Nasehat Dhuha Senin, 19 Juli 2021 | 9 Dzulhijjah 1442 H| Oleh: Sularto
Klikbmi, Tangerang – BMI Kliker yang dimuliakan Allah SWT, tema kita kali ini adalah berlomba dengan waktu. Untuk berlomba dengan waktu kita perlu yang disebut dengan manajemen waktu. Yang dimaksud dengan manajemen waktu adalah mengatur waktu. Manajemen pada prinsipnya adalah mengatur, mengorganisasikan, atau memanfaatkan waktu dengan sebaik-baiknya untuk aktivitas dan tujuan yang bermanfaat.
Pertama yang harus kita garis bawahi adalah bahwa Islam sangat menghargai waktu, karena waktu adalah sangat bernilai. Dalam al-Qur`an, Allah SWT pernah bersumpah dengan waktu, misalnya, dalam Q.s. Al-‘Ashr :
Wal ‘ashr, inna al-insân la fî khusr, illallazîna âmanû, wa ‘amilû al-shâlihât., wa tawâshau bi al-haqq, wa tawâshau bi al-shabr
Demi masa (waktu), sesungguhnya manusia benar-benar dalam kerugian, Kecuali orang-orang yang beriman, Beramal saleh (mengerjakan kebajikan), Saling berwasiat dengan kebenaran, Dan saling berwasiat dengan kesabaran.

### Instruksi Diberikan A
Menurut terjemahan Q.s. Al-'Ashr dalam nasehat tentang berlomba dengan waktu, siapa saja yang dikecualikan dari kerugian?
### Instruksi Diberikan B
Lanjutkan nasehat tentang berlomba dengan waktu itu mulai dari bagian sesudah terjemahan surat tersebut.
Catatan-catatan ini diambil dari sumber yang berbeda.

### Data yang Diekstrak
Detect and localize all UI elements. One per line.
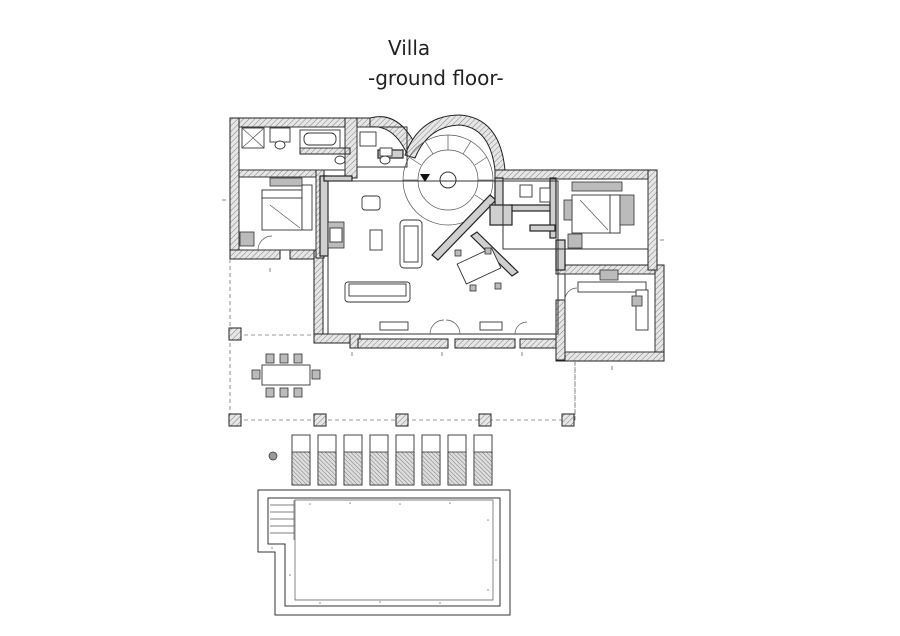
dimension-marks: [222, 199, 664, 370]
room-outlines: [238, 126, 656, 353]
swimming-pool: [257, 489, 511, 616]
bathroom-left-fixtures: [241, 127, 346, 165]
terrace: [228, 259, 576, 427]
bedroom-right-furniture: [519, 181, 635, 249]
plan-title: Villa: [388, 36, 431, 60]
plan-subtitle: -ground floor-: [368, 66, 504, 90]
bedroom-left-furniture: [239, 177, 313, 251]
bathroom-center-fixtures: [359, 131, 393, 165]
living-room-furniture: [327, 195, 528, 335]
kitchen-furniture: [564, 269, 649, 331]
sun-loungers: [268, 434, 493, 486]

### Jawaban Tertulis A
- Orang-orang yang beriman
- Orang yang beramal saleh (mengerjakan kebajikan)
- Orang yang saling berwasiat dengan kebenaran
- Orang yang saling berwasiat dengan kesabaran

### Jawaban Tertulis B
Dalam surah ini, Allah bersumpah dengan media “waktu” atau “masa”. Di sini, kita bisa menyimpulkan bahwa waktu begitu berharga, karena tidak mungkin Tuhan menggunakannya sebagai sarana/ media sumpah jika tidak bernilai, atau tidak penting. Waktu adalah sesuatu yang berharga, bernilai, dan penting. Seorang penafsir modern, Muhammad Asad, dalam karyanya, The Message of the Qur`an (h. 974), menerjemahkan kata al-‘ashr yang menjadi nama surah ini dengan “the flight of time” (berlalunya waktu), bukan dengan sekadar “waktu/ masa”.
Allah mengingatkan kita akan waktu (al-‘ashr) yang telah berlalu, tidak akan pernah bisa dikembalikan lagi. Istilah al-‘ashr adalah waktu yang terukur yang terdiri dari bagian-bagian periode, bukan seperti al-dahr yang juga digunakan oleh al-Qur`an yang bermakna waktu yang tak terbatas tanpa permulaan dan akhir.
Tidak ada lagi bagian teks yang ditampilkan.